Extracted records:
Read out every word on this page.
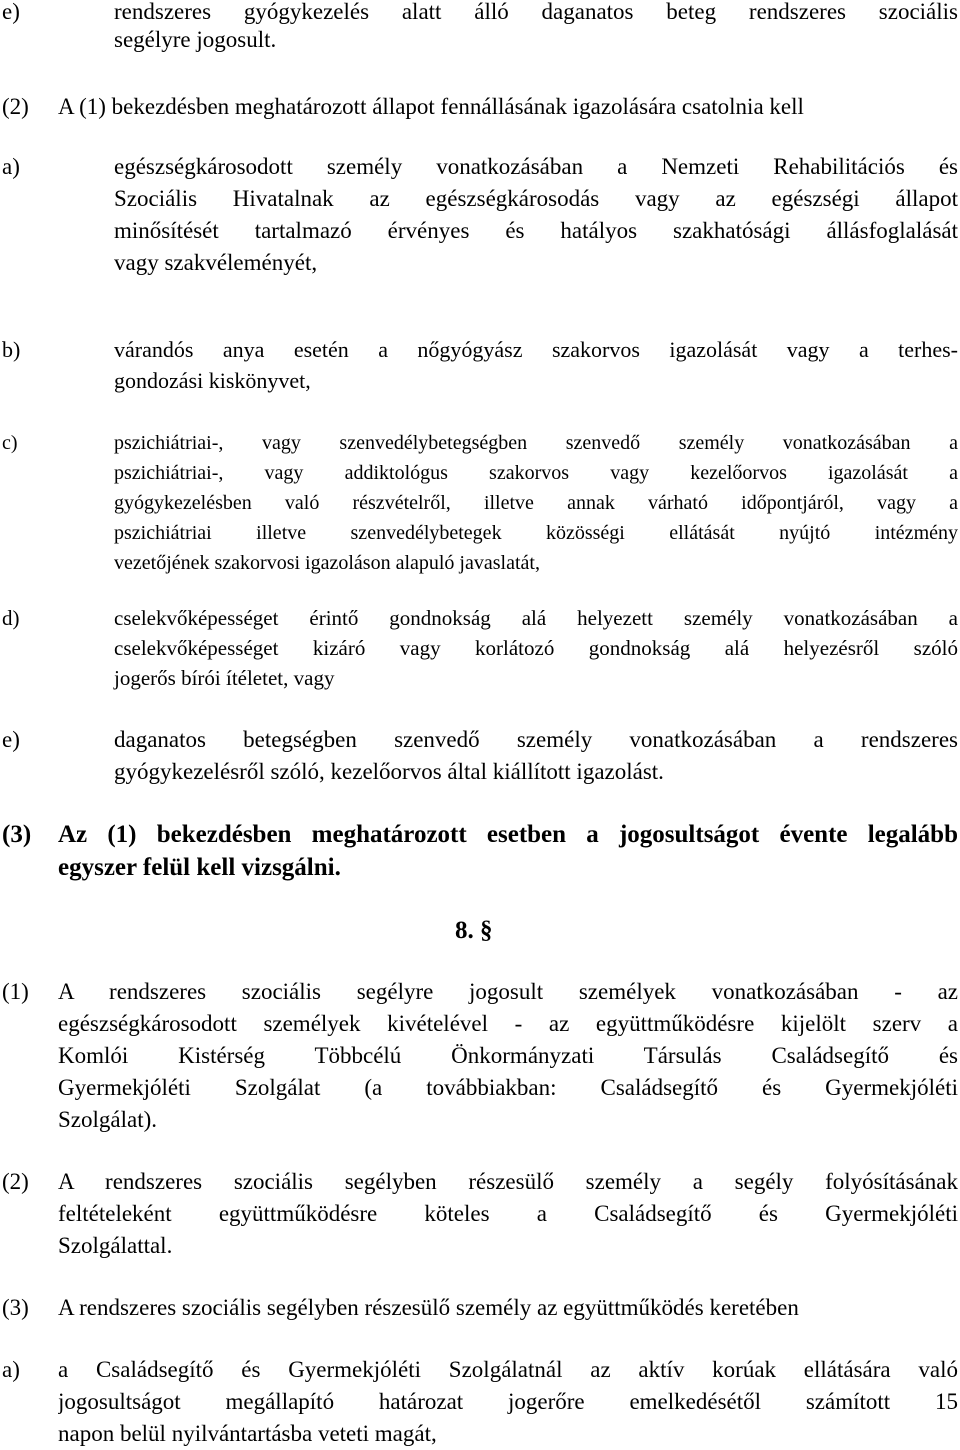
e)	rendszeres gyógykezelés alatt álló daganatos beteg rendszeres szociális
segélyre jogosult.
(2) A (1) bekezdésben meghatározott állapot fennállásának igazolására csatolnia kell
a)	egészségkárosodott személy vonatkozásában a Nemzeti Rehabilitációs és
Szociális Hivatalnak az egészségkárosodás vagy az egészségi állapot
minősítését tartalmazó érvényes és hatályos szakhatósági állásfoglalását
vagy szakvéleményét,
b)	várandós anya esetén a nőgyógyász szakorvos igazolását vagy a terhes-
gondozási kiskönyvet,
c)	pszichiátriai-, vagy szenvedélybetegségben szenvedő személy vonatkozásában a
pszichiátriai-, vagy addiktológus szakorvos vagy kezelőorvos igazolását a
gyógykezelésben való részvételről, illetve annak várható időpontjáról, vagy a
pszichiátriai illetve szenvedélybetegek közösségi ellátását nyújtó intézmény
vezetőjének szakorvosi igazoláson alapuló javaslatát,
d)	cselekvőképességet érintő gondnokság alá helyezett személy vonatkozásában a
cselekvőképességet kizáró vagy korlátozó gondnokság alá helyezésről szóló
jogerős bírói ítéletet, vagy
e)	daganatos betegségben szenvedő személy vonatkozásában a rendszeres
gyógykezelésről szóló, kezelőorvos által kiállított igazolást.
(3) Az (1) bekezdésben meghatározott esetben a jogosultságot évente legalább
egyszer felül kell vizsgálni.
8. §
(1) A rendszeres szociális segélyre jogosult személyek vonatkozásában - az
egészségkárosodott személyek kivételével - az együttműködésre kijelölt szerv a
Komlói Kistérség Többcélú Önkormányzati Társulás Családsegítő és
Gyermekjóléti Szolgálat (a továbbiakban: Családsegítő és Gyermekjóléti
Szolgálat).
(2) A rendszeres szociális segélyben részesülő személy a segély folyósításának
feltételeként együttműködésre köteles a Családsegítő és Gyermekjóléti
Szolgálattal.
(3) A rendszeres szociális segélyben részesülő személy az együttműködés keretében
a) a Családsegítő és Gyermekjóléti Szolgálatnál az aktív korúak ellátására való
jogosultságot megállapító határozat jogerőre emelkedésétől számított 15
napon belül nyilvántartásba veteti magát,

What is asked: Pull every line containing the word "daganatos" out of the entries above.

Complete response:
e)	rendszeres gyógykezelés alatt álló daganatos beteg rendszeres szociális
e)	daganatos betegségben szenvedő személy vonatkozásában a rendszeres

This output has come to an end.